EXERCISE GOAL:
Collect all lines from the listing that include the string "name".
:: INPUT MATERIAL ::
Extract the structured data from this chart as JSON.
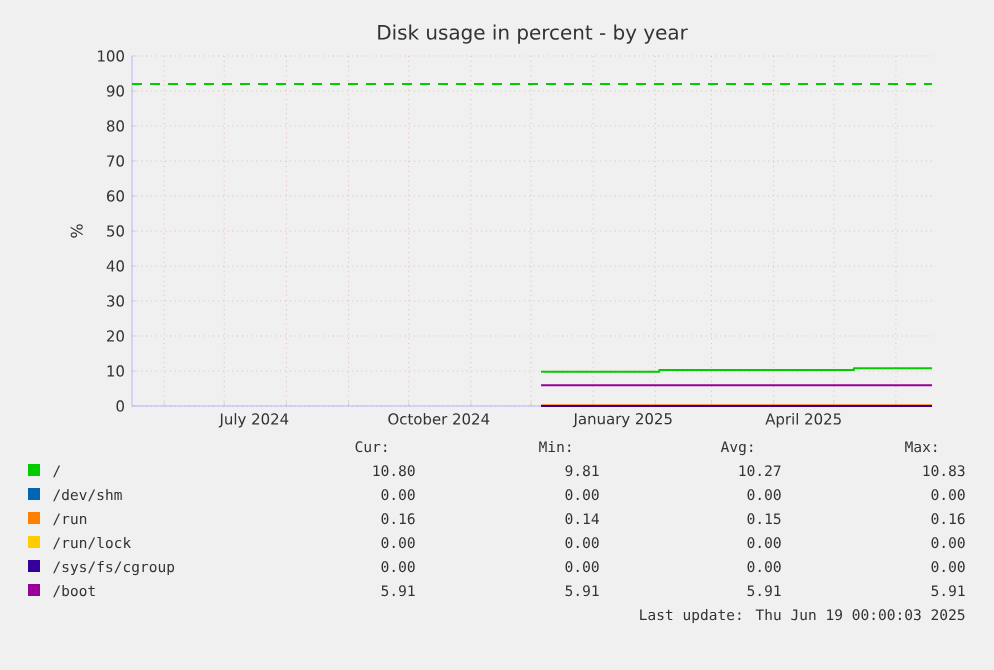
{
  "chart_data": {
    "type": "step",
    "title": "Disk usage in percent - by year",
    "ylabel": "%",
    "xlim": [
      "2024-05-16",
      "2025-06-19"
    ],
    "xticks": [
      {
        "value": "2024-06-01",
        "label": null
      },
      {
        "value": "2024-07-01",
        "label": null
      },
      {
        "value": "2024-08-01",
        "label": null
      },
      {
        "value": "2024-09-01",
        "label": null
      },
      {
        "value": "2024-10-01",
        "label": null
      },
      {
        "value": "2024-11-01",
        "label": null
      },
      {
        "value": "2024-12-01",
        "label": null
      },
      {
        "value": "2025-01-01",
        "label": null
      },
      {
        "value": "2025-02-01",
        "label": null
      },
      {
        "value": "2025-03-01",
        "label": null
      },
      {
        "value": "2025-04-01",
        "label": null
      },
      {
        "value": "2025-05-01",
        "label": null
      },
      {
        "value": "2025-06-01",
        "label": null
      },
      {
        "value": "2024-07-16",
        "label": "July 2024"
      },
      {
        "value": "2024-10-16",
        "label": "October 2024"
      },
      {
        "value": "2025-01-16",
        "label": "January 2025"
      },
      {
        "value": "2025-04-16",
        "label": "April 2025"
      }
    ],
    "ylim": [
      0,
      100
    ],
    "yticks": [
      0,
      10,
      20,
      30,
      40,
      50,
      60,
      70,
      80,
      90,
      100
    ],
    "grid": true,
    "legend": "bottom",
    "line_style": "solid",
    "series": [
      {
        "name": "/",
        "color": "#00cc00",
        "x": [
          "2024-12-06",
          "2025-02-03",
          "2025-05-11",
          "2025-06-19"
        ],
        "values": [
          9.8,
          10.3,
          10.8,
          10.8
        ]
      },
      {
        "name": "/dev/shm",
        "color": "#0066b3",
        "values": [
          null
        ]
      },
      {
        "name": "/run",
        "color": "#ff8000",
        "x": [
          "2024-12-06",
          "2025-06-19"
        ],
        "values": [
          0.2,
          0.2
        ]
      },
      {
        "name": "/run/lock",
        "color": "#ffcc00",
        "values": [
          null
        ]
      },
      {
        "name": "/sys/fs/cgroup",
        "color": "#330099",
        "x": [
          "2024-12-06",
          "2025-06-19"
        ],
        "values": [
          0,
          0
        ]
      },
      {
        "name": "/boot",
        "color": "#990099",
        "x": [
          "2024-12-06",
          "2025-06-19"
        ],
        "values": [
          5.9,
          5.9
        ]
      }
    ],
    "ref_lines": [
      {
        "axis": "y",
        "value": 92,
        "color": "#00cc00",
        "line_style": "dashed"
      }
    ],
    "annotations": [
      "Cur:",
      "Min:",
      "Avg:",
      "Max:",
      "10.80",
      "9.81",
      "10.27",
      "10.83",
      "0.00",
      "0.00",
      "0.00",
      "0.00",
      "0.16",
      "0.14",
      "0.15",
      "0.16",
      "0.00",
      "0.00",
      "0.00",
      "0.00",
      "0.00",
      "0.00",
      "0.00",
      "0.00",
      "5.91",
      "5.91",
      "5.91",
      "5.91",
      "Last update: Thu Jun 19 00:00:03 2025"
    ]
  }
}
:::
OUTPUT OF THE EXERCISE:
        "name": "/",
        "name": "/dev/shm",
        "name": "/run",
        "name": "/run/lock",
        "name": "/sys/fs/cgroup",
        "name": "/boot",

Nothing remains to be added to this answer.